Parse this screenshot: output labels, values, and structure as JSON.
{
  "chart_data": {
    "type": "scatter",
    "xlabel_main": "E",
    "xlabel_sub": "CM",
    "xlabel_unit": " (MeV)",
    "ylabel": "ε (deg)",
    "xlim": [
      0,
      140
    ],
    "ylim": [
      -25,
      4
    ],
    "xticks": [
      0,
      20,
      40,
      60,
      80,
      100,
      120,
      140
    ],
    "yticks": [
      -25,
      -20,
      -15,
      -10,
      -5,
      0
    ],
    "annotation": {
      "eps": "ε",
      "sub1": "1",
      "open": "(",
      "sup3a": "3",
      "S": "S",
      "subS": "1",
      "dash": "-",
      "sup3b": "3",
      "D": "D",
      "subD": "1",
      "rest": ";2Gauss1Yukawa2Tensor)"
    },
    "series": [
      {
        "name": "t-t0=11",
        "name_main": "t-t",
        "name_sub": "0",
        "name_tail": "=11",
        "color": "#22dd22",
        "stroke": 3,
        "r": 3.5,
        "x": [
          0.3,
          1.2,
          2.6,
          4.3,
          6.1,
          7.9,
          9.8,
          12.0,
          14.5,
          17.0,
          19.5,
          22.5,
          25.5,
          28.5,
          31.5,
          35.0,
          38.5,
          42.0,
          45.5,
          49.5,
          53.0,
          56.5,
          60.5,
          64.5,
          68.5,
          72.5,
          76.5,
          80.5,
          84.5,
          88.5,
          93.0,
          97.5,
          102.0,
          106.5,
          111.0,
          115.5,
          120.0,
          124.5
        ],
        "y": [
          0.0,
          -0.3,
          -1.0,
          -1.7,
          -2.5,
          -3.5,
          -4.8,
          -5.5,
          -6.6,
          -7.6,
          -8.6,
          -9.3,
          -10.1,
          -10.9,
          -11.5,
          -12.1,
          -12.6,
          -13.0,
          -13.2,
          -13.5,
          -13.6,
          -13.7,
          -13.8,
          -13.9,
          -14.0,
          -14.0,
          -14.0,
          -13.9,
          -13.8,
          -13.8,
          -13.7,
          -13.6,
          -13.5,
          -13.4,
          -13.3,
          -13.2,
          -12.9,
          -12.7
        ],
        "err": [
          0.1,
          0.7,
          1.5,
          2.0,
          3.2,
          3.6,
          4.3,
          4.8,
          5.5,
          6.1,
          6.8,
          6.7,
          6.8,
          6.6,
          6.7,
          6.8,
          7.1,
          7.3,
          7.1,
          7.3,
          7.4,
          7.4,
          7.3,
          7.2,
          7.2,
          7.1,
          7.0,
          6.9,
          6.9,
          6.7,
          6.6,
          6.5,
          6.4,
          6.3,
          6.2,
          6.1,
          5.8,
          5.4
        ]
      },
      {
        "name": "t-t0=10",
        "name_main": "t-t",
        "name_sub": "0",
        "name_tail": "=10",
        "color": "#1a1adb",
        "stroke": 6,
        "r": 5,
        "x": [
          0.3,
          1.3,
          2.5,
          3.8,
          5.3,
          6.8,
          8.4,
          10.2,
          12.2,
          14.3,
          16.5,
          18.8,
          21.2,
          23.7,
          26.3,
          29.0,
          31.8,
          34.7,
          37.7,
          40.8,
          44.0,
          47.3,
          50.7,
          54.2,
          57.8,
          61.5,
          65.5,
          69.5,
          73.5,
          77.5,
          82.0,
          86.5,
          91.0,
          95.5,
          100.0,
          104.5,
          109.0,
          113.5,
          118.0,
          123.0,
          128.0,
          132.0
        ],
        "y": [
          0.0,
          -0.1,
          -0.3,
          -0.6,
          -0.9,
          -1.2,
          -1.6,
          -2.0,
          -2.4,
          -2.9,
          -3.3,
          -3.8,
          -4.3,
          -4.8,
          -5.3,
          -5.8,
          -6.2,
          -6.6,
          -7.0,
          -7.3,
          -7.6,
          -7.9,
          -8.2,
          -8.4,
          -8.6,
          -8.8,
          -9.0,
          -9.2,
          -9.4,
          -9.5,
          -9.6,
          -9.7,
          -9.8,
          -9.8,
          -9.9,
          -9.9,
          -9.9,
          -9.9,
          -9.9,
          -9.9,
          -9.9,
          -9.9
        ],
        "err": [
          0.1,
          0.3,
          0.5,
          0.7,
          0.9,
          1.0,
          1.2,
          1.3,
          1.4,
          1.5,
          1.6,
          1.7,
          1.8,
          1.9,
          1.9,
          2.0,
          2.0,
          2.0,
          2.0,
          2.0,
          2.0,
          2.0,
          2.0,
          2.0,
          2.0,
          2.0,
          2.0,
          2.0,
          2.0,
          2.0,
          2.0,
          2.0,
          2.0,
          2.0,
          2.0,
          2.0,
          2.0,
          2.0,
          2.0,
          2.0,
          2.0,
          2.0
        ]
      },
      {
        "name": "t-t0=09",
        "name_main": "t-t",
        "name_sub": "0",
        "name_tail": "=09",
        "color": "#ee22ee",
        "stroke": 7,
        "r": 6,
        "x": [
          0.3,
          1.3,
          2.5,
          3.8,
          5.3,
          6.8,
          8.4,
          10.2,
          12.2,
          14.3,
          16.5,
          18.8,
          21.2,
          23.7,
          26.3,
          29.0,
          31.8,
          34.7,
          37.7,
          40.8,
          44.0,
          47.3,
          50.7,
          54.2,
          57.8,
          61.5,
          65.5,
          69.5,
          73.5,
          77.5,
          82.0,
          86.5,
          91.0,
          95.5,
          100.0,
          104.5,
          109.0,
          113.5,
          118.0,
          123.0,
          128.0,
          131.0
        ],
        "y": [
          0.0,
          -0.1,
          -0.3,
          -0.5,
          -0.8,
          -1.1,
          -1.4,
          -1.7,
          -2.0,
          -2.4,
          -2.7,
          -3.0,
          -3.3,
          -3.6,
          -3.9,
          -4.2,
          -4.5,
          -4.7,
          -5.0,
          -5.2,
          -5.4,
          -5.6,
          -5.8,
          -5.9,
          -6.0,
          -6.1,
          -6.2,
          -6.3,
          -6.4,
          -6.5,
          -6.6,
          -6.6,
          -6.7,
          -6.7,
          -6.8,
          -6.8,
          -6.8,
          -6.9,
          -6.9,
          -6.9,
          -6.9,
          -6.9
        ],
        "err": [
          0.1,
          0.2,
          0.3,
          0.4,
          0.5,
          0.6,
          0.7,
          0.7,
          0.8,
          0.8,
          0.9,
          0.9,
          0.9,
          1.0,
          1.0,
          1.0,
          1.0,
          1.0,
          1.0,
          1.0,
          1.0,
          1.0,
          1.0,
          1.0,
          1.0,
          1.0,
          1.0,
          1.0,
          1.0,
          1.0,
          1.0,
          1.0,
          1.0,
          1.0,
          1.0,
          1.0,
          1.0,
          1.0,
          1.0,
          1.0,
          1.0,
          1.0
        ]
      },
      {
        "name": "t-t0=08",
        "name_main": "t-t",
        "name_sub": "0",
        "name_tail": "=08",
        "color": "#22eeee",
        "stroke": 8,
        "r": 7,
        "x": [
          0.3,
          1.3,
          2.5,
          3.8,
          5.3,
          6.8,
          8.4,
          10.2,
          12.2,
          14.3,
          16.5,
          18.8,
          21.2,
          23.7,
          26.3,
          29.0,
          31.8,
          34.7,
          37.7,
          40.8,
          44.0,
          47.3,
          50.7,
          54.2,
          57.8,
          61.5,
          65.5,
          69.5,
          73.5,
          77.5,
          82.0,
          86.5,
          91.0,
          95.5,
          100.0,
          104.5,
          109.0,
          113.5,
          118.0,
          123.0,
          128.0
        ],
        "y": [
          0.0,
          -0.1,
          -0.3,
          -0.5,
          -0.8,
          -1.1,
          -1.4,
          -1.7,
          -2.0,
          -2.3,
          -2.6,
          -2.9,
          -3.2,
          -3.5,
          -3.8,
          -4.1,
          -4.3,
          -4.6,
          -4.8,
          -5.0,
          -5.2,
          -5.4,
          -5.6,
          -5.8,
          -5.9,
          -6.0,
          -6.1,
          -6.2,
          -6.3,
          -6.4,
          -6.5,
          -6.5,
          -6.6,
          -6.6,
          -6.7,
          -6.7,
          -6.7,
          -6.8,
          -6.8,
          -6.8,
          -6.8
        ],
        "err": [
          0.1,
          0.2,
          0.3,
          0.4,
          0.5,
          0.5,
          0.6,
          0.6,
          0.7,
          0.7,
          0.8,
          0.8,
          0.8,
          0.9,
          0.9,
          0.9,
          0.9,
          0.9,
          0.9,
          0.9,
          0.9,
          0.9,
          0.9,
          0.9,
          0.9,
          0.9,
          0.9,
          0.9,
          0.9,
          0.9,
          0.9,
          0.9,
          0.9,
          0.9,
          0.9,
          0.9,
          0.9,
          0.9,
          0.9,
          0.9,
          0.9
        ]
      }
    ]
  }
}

+--

*Your goal*: Reply with the number of lines in the material above that contain "color", and nothing more.

*Reply*: 4